**Task instructions**
List all lines in the material below that contain "Parent".

**Data records**
===============

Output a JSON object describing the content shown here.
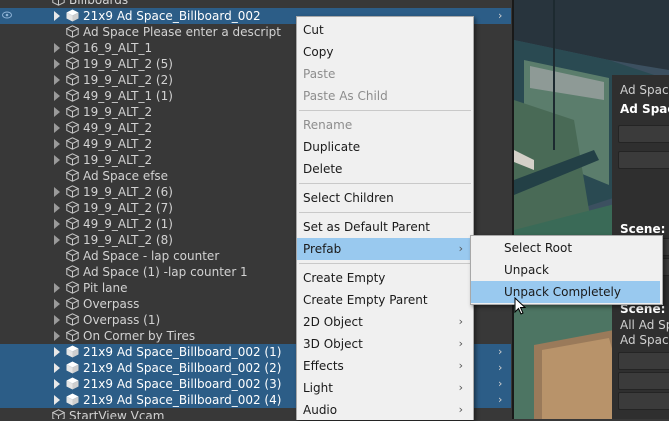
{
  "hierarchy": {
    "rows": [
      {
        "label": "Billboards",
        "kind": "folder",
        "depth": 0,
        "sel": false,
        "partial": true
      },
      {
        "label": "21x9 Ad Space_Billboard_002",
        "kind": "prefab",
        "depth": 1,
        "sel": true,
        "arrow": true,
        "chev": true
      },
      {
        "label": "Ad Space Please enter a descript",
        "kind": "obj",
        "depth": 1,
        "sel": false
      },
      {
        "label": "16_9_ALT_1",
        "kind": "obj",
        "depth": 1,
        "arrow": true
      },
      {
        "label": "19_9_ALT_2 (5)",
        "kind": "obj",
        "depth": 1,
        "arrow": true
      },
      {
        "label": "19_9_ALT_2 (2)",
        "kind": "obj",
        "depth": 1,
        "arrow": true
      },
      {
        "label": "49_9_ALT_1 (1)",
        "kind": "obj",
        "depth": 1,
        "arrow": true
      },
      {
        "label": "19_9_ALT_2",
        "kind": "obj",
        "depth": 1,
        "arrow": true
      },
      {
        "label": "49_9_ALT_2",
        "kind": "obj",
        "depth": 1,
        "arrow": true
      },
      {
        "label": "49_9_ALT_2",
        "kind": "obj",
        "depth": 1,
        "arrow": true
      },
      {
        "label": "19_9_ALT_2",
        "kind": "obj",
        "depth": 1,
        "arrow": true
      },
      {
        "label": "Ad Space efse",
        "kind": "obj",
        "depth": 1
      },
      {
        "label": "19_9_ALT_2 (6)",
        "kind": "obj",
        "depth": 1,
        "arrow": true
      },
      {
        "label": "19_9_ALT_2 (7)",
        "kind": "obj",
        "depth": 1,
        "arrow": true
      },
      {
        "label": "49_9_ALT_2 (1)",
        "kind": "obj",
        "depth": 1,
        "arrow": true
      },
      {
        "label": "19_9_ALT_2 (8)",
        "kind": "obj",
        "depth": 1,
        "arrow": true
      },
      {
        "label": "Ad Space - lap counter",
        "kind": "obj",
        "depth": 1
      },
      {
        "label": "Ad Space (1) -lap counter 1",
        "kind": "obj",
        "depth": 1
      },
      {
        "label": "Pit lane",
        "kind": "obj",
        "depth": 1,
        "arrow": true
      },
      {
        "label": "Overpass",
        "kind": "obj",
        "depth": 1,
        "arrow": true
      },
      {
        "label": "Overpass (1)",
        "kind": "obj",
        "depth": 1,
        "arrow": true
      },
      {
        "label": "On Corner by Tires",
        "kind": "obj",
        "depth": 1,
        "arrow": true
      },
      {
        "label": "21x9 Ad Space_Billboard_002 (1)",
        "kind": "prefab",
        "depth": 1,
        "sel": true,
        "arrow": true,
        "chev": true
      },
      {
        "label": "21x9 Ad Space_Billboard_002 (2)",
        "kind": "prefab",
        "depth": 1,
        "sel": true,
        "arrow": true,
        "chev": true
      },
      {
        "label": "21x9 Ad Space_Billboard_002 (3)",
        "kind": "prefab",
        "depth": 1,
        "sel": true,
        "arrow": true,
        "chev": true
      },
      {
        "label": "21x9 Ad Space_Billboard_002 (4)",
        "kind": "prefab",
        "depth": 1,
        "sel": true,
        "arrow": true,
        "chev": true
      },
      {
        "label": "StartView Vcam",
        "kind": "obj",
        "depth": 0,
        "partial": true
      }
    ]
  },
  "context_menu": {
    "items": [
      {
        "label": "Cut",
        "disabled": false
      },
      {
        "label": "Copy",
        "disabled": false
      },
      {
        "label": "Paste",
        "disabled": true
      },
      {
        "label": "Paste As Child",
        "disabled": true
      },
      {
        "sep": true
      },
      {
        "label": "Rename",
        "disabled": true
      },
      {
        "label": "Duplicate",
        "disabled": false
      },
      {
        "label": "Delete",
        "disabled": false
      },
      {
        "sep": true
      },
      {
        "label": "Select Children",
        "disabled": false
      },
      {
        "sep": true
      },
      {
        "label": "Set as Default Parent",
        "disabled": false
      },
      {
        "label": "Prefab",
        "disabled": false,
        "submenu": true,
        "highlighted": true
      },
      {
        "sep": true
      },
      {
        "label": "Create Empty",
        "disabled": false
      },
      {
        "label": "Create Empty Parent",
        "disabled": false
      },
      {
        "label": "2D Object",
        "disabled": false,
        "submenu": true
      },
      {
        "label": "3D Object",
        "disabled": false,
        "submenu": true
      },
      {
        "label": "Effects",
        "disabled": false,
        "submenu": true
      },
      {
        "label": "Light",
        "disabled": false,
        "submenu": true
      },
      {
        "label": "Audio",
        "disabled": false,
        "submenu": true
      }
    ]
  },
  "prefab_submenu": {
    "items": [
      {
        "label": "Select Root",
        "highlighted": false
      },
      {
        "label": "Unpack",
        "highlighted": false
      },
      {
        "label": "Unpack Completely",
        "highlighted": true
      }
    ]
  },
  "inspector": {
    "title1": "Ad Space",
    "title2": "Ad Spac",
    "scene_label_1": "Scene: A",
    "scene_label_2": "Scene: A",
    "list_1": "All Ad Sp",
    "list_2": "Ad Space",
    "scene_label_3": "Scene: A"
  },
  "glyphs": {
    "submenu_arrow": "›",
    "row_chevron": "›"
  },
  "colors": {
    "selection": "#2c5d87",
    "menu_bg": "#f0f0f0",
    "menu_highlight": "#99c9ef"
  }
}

===============

**Reply**
        "label": "Set as Default Parent",
        "label": "Create Empty Parent",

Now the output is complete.